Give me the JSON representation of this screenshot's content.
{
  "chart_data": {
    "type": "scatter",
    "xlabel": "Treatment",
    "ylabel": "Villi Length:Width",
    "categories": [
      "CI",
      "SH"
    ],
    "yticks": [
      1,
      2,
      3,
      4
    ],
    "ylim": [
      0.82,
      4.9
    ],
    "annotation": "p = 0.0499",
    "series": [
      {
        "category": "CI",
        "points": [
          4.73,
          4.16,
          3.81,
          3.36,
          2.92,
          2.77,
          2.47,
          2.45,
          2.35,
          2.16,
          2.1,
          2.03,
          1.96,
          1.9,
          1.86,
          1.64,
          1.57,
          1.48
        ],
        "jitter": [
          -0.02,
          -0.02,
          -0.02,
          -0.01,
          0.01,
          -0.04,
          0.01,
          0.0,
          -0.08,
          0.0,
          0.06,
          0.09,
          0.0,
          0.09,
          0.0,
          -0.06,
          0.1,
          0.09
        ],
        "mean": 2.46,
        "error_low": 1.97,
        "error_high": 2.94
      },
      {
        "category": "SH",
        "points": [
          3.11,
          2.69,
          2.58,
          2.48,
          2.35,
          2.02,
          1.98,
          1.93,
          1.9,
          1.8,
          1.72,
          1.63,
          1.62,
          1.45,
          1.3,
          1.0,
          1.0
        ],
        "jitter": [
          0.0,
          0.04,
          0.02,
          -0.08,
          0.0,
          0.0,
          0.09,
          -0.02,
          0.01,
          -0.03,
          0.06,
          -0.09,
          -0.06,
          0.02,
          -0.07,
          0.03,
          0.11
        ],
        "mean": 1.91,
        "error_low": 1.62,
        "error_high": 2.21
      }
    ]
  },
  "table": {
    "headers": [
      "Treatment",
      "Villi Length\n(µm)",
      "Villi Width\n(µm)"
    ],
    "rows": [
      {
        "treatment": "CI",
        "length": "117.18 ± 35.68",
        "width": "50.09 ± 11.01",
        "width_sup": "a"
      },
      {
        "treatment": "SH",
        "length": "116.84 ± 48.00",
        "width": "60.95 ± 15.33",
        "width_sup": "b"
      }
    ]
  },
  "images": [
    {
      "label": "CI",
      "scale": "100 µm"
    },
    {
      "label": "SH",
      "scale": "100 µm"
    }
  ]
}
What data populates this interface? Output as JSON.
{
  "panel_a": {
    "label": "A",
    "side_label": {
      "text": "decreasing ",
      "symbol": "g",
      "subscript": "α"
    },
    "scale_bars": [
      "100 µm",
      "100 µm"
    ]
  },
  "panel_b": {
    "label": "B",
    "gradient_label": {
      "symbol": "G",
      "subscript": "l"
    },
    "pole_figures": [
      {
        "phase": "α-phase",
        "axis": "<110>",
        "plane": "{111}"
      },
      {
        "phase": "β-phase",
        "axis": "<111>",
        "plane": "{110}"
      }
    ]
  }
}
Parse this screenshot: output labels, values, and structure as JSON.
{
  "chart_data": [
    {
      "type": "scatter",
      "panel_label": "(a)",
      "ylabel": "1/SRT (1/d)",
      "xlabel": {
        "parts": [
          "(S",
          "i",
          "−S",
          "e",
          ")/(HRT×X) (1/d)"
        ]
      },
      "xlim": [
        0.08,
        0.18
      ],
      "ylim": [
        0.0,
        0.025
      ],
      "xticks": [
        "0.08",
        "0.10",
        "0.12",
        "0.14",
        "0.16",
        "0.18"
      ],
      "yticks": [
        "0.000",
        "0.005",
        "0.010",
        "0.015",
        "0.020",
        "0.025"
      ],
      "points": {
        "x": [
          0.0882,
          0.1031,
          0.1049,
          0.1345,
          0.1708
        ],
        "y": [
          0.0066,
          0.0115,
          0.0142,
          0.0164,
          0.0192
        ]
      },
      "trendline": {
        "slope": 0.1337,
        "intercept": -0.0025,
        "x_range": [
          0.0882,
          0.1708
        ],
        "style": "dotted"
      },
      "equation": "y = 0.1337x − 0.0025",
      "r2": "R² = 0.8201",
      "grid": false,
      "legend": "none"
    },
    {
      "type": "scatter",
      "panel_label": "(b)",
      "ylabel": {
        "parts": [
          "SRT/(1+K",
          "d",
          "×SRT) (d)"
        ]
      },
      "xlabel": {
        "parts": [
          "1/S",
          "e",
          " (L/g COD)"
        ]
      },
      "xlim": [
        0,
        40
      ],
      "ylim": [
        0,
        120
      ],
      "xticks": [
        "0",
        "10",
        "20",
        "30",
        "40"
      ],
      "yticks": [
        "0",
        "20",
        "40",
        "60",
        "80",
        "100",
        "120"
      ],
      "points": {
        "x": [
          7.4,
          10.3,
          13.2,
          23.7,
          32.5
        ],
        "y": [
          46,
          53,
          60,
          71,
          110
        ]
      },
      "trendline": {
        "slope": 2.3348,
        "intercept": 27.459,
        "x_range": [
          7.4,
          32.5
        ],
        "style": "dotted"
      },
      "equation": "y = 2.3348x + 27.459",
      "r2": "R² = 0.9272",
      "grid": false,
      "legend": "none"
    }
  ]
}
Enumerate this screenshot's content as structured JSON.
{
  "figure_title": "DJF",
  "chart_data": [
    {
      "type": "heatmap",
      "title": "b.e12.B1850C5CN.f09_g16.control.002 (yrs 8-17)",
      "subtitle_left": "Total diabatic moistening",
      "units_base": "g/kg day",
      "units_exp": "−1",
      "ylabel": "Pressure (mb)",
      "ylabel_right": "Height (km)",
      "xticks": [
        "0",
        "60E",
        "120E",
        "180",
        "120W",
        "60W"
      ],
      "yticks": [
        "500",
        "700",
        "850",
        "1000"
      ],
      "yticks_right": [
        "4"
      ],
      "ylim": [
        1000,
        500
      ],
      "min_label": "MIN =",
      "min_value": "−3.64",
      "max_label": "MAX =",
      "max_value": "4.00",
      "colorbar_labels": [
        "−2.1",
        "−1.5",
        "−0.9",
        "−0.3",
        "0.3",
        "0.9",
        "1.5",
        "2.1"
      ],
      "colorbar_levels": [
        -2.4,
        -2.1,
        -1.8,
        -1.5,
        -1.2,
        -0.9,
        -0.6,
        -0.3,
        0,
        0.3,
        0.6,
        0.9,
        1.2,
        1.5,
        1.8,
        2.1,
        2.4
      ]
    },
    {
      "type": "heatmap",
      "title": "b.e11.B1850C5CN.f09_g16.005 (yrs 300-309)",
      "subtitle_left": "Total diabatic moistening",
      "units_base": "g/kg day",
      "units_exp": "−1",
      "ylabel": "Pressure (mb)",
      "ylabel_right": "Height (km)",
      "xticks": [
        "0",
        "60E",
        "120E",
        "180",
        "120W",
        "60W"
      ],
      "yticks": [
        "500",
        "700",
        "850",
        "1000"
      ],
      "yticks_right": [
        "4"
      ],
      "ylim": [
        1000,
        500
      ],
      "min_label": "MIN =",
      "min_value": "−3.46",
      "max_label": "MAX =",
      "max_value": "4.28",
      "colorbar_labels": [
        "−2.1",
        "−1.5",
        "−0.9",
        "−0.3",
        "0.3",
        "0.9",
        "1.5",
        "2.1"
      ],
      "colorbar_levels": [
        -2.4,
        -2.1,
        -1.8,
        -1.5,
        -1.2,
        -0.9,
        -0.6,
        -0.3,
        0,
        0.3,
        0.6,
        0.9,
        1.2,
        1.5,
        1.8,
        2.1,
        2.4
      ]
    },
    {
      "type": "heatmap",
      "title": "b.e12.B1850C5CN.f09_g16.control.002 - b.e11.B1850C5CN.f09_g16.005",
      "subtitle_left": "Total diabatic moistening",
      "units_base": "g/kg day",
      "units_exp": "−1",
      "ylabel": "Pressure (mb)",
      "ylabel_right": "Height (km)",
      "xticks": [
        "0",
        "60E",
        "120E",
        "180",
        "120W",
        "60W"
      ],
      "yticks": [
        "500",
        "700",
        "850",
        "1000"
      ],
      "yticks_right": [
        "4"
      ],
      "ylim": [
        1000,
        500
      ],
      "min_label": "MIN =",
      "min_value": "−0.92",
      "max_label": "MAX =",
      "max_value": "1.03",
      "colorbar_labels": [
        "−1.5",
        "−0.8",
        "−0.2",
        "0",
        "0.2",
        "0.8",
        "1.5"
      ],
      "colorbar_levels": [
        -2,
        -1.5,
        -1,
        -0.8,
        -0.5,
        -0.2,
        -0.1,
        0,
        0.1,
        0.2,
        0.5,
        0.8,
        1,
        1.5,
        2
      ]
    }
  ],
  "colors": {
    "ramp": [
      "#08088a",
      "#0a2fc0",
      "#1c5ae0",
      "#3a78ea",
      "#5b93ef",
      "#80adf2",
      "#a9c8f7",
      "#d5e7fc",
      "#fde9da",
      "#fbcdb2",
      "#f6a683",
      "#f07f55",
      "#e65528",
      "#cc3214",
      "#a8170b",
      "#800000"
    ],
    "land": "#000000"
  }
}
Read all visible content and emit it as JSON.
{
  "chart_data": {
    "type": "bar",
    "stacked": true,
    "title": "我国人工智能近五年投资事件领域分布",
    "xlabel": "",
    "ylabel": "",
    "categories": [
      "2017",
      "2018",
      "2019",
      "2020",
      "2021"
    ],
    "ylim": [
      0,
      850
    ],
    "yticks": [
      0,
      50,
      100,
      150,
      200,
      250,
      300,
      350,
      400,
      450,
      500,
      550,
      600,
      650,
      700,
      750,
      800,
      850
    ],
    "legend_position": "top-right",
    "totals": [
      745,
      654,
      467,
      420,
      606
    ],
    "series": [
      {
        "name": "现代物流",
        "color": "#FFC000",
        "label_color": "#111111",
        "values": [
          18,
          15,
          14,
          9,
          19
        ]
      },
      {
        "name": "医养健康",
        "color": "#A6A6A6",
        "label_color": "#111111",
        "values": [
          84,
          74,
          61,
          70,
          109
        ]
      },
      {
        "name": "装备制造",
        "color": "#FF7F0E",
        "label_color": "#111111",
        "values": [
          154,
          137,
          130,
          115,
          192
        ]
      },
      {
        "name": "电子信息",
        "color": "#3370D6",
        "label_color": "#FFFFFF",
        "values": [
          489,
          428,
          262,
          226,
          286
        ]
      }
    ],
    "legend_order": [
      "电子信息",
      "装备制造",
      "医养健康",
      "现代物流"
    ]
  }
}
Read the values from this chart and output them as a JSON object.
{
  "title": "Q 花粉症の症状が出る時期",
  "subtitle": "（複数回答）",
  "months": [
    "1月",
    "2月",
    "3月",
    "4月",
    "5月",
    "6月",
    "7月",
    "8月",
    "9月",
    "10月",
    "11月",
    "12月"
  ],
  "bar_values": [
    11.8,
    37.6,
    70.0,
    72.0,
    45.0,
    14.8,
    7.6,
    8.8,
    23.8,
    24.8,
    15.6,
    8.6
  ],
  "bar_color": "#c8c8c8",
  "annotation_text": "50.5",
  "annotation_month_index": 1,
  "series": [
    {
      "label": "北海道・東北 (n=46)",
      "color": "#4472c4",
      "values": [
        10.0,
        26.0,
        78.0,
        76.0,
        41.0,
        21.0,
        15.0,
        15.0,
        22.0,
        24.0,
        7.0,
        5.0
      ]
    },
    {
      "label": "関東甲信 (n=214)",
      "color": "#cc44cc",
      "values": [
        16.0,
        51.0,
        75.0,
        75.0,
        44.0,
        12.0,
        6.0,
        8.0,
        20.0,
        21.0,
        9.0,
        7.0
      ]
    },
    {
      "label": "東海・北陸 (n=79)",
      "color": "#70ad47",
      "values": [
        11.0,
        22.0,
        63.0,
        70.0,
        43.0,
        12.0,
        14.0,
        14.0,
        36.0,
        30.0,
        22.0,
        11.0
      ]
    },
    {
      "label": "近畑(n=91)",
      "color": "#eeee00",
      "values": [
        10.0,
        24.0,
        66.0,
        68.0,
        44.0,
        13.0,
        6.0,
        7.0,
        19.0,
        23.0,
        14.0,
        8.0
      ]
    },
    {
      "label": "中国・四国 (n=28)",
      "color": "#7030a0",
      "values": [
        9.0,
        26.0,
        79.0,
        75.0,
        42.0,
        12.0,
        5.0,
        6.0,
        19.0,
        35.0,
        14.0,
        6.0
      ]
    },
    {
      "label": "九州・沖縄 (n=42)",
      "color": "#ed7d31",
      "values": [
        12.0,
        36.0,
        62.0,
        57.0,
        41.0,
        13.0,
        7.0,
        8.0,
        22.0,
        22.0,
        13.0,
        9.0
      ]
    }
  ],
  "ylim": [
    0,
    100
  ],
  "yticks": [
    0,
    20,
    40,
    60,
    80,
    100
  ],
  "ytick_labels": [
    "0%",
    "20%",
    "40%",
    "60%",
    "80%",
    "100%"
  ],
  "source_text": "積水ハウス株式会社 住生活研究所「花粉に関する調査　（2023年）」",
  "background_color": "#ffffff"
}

--------------------------------

— The task —
Report how many lines in the records above contain the word "xlabel", giving only the number.

— Reply to the task —
4